• _Goal_:
In the data below, find every line with the string "Windows" and pull it out.

Stored dataset items

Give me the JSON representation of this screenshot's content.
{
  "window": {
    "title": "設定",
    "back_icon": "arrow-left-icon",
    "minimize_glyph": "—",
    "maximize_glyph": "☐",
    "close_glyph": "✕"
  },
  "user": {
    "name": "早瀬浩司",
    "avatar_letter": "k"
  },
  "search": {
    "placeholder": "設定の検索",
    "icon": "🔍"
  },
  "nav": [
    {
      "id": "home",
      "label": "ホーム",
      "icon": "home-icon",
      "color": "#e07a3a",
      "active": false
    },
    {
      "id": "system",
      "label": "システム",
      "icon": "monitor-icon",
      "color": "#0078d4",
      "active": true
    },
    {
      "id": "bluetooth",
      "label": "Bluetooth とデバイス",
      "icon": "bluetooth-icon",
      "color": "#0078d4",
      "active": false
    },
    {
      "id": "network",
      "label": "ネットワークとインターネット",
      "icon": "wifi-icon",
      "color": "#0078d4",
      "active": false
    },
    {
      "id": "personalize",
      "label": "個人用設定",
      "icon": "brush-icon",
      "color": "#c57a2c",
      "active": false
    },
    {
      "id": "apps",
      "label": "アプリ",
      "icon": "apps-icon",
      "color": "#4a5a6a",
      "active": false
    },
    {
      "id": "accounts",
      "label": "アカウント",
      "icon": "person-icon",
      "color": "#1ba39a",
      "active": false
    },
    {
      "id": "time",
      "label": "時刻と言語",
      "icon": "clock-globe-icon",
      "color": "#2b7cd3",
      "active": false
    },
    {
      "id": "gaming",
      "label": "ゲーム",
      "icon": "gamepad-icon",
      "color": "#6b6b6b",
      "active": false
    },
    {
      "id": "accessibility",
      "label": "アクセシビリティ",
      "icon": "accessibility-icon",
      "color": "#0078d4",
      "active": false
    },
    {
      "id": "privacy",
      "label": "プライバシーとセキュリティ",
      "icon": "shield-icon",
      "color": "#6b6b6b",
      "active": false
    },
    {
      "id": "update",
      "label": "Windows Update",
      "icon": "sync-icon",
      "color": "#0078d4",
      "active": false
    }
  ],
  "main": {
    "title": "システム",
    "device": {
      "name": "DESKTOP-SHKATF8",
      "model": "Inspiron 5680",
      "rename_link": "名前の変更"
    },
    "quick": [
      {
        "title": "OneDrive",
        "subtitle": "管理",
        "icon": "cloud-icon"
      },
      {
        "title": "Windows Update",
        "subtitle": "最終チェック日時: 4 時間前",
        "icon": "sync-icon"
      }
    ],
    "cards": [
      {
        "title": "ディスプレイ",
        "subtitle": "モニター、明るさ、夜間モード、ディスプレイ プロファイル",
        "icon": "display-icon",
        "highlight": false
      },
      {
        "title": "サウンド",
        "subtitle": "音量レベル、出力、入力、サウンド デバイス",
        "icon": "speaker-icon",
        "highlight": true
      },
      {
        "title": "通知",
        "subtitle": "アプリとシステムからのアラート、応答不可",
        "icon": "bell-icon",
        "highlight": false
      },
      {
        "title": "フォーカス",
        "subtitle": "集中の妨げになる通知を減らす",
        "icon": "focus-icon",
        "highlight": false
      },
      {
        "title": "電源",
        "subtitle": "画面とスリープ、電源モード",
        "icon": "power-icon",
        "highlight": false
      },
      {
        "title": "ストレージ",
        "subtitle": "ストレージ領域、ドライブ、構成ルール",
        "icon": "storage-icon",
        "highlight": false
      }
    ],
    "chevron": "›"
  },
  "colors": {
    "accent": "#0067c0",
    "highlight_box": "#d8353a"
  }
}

• _Task result_:
      "label": "Windows Update",
        "title": "Windows Update",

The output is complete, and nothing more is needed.